■ **TASK INPUTS**:
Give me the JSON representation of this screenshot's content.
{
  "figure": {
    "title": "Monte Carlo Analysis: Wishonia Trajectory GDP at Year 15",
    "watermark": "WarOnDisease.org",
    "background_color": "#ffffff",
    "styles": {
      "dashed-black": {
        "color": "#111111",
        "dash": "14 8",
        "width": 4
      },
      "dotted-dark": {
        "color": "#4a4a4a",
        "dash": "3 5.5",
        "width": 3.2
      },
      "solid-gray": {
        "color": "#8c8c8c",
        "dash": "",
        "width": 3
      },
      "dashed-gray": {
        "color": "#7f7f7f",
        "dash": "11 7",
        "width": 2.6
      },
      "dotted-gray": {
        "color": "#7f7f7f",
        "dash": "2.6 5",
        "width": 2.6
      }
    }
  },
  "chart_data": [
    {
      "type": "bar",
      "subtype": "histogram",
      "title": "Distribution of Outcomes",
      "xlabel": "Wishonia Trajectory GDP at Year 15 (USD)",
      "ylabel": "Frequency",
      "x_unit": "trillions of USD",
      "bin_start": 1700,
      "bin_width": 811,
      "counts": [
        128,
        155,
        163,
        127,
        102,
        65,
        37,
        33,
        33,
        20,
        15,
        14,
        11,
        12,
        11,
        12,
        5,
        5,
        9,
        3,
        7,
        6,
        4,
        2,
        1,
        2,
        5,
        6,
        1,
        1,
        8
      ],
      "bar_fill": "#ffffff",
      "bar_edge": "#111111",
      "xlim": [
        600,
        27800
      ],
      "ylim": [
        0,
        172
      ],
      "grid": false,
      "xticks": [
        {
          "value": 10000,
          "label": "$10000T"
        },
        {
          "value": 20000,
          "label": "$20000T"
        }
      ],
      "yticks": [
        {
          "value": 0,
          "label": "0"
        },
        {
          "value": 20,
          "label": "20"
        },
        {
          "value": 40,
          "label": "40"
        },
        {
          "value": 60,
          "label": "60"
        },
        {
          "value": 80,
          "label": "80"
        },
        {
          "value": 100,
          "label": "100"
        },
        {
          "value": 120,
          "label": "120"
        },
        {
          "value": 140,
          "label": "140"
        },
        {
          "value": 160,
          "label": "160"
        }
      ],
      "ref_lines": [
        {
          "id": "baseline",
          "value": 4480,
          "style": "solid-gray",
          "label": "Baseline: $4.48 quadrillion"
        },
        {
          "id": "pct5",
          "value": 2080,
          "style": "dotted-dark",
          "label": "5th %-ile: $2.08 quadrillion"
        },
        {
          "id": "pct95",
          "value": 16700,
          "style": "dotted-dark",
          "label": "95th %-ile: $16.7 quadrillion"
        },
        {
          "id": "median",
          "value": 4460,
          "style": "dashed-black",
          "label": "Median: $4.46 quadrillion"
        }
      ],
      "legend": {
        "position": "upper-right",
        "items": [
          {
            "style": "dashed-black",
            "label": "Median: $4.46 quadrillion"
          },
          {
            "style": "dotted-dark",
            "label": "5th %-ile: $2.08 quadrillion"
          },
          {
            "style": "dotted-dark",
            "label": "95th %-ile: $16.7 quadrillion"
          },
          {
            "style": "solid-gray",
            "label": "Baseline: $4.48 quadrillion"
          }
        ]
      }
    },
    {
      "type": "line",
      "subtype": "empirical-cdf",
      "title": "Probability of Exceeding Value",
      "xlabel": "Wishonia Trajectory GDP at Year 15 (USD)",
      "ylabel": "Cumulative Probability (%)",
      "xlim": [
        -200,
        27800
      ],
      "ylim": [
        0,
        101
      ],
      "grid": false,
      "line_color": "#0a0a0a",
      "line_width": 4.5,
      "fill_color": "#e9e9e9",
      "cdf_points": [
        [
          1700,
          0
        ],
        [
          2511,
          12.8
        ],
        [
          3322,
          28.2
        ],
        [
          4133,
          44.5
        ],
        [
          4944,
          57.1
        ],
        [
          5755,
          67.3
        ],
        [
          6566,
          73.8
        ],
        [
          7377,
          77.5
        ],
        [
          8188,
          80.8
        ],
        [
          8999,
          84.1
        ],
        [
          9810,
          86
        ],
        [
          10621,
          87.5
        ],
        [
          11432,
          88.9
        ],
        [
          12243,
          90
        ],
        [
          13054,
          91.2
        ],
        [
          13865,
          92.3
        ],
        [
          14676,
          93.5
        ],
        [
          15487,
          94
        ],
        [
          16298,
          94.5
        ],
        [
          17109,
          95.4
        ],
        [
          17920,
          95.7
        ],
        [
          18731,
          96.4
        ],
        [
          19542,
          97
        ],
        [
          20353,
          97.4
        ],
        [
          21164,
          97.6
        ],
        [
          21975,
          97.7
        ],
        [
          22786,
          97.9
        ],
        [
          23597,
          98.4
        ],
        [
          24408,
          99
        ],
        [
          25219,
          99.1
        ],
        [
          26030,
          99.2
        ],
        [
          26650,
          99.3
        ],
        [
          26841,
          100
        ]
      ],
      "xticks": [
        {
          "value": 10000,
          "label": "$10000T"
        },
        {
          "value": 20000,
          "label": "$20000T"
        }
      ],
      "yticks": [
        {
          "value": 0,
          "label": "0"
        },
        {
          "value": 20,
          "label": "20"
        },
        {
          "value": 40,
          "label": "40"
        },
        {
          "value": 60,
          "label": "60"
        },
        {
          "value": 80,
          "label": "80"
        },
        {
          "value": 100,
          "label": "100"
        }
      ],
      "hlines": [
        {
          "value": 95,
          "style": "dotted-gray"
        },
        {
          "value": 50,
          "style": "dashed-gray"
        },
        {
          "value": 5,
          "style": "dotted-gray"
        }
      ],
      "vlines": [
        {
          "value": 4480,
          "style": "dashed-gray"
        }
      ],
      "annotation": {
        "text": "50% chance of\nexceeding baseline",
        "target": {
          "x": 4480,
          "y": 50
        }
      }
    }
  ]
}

■ **WHAT IS NEEDED**:
Copy out the whole listing exactly; please set it all down.

■ **TASK ANSWER**:
Give me the JSON representation of this screenshot's content.
{
  "figure": {
    "title": "Monte Carlo Analysis: Wishonia Trajectory GDP at Year 15",
    "watermark": "WarOnDisease.org",
    "background_color": "#ffffff",
    "styles": {
      "dashed-black": {
        "color": "#111111",
        "dash": "14 8",
        "width": 4
      },
      "dotted-dark": {
        "color": "#4a4a4a",
        "dash": "3 5.5",
        "width": 3.2
      },
      "solid-gray": {
        "color": "#8c8c8c",
        "dash": "",
        "width": 3
      },
      "dashed-gray": {
        "color": "#7f7f7f",
        "dash": "11 7",
        "width": 2.6
      },
      "dotted-gray": {
        "color": "#7f7f7f",
        "dash": "2.6 5",
        "width": 2.6
      }
    }
  },
  "chart_data": [
    {
      "type": "bar",
      "subtype": "histogram",
      "title": "Distribution of Outcomes",
      "xlabel": "Wishonia Trajectory GDP at Year 15 (USD)",
      "ylabel": "Frequency",
      "x_unit": "trillions of USD",
      "bin_start": 1700,
      "bin_width": 811,
      "counts": [
        128,
        155,
        163,
        127,
        102,
        65,
        37,
        33,
        33,
        20,
        15,
        14,
        11,
        12,
        11,
        12,
        5,
        5,
        9,
        3,
        7,
        6,
        4,
        2,
        1,
        2,
        5,
        6,
        1,
        1,
        8
      ],
      "bar_fill": "#ffffff",
      "bar_edge": "#111111",
      "xlim": [
        600,
        27800
      ],
      "ylim": [
        0,
        172
      ],
      "grid": false,
      "xticks": [
        {
          "value": 10000,
          "label": "$10000T"
        },
        {
          "value": 20000,
          "label": "$20000T"
        }
      ],
      "yticks": [
        {
          "value": 0,
          "label": "0"
        },
        {
          "value": 20,
          "label": "20"
        },
        {
          "value": 40,
          "label": "40"
        },
        {
          "value": 60,
          "label": "60"
        },
        {
          "value": 80,
          "label": "80"
        },
        {
          "value": 100,
          "label": "100"
        },
        {
          "value": 120,
          "label": "120"
        },
        {
          "value": 140,
          "label": "140"
        },
        {
          "value": 160,
          "label": "160"
        }
      ],
      "ref_lines": [
        {
          "id": "baseline",
          "value": 4480,
          "style": "solid-gray",
          "label": "Baseline: $4.48 quadrillion"
        },
        {
          "id": "pct5",
          "value": 2080,
          "style": "dotted-dark",
          "label": "5th %-ile: $2.08 quadrillion"
        },
        {
          "id": "pct95",
          "value": 16700,
          "style": "dotted-dark",
          "label": "95th %-ile: $16.7 quadrillion"
        },
        {
          "id": "median",
          "value": 4460,
          "style": "dashed-black",
          "label": "Median: $4.46 quadrillion"
        }
      ],
      "legend": {
        "position": "upper-right",
        "items": [
          {
            "style": "dashed-black",
            "label": "Median: $4.46 quadrillion"
          },
          {
            "style": "dotted-dark",
            "label": "5th %-ile: $2.08 quadrillion"
          },
          {
            "style": "dotted-dark",
            "label": "95th %-ile: $16.7 quadrillion"
          },
          {
            "style": "solid-gray",
            "label": "Baseline: $4.48 quadrillion"
          }
        ]
      }
    },
    {
      "type": "line",
      "subtype": "empirical-cdf",
      "title": "Probability of Exceeding Value",
      "xlabel": "Wishonia Trajectory GDP at Year 15 (USD)",
      "ylabel": "Cumulative Probability (%)",
      "xlim": [
        -200,
        27800
      ],
      "ylim": [
        0,
        101
      ],
      "grid": false,
      "line_color": "#0a0a0a",
      "line_width": 4.5,
      "fill_color": "#e9e9e9",
      "cdf_points": [
        [
          1700,
          0
        ],
        [
          2511,
          12.8
        ],
        [
          3322,
          28.2
        ],
        [
          4133,
          44.5
        ],
        [
          4944,
          57.1
        ],
        [
          5755,
          67.3
        ],
        [
          6566,
          73.8
        ],
        [
          7377,
          77.5
        ],
        [
          8188,
          80.8
        ],
        [
          8999,
          84.1
        ],
        [
          9810,
          86
        ],
        [
          10621,
          87.5
        ],
        [
          11432,
          88.9
        ],
        [
          12243,
          90
        ],
        [
          13054,
          91.2
        ],
        [
          13865,
          92.3
        ],
        [
          14676,
          93.5
        ],
        [
          15487,
          94
        ],
        [
          16298,
          94.5
        ],
        [
          17109,
          95.4
        ],
        [
          17920,
          95.7
        ],
        [
          18731,
          96.4
        ],
        [
          19542,
          97
        ],
        [
          20353,
          97.4
        ],
        [
          21164,
          97.6
        ],
        [
          21975,
          97.7
        ],
        [
          22786,
          97.9
        ],
        [
          23597,
          98.4
        ],
        [
          24408,
          99
        ],
        [
          25219,
          99.1
        ],
        [
          26030,
          99.2
        ],
        [
          26650,
          99.3
        ],
        [
          26841,
          100
        ]
      ],
      "xticks": [
        {
          "value": 10000,
          "label": "$10000T"
        },
        {
          "value": 20000,
          "label": "$20000T"
        }
      ],
      "yticks": [
        {
          "value": 0,
          "label": "0"
        },
        {
          "value": 20,
          "label": "20"
        },
        {
          "value": 40,
          "label": "40"
        },
        {
          "value": 60,
          "label": "60"
        },
        {
          "value": 80,
          "label": "80"
        },
        {
          "value": 100,
          "label": "100"
        }
      ],
      "hlines": [
        {
          "value": 95,
          "style": "dotted-gray"
        },
        {
          "value": 50,
          "style": "dashed-gray"
        },
        {
          "value": 5,
          "style": "dotted-gray"
        }
      ],
      "vlines": [
        {
          "value": 4480,
          "style": "dashed-gray"
        }
      ],
      "annotation": {
        "text": "50% chance of\nexceeding baseline",
        "target": {
          "x": 4480,
          "y": 50
        }
      }
    }
  ]
}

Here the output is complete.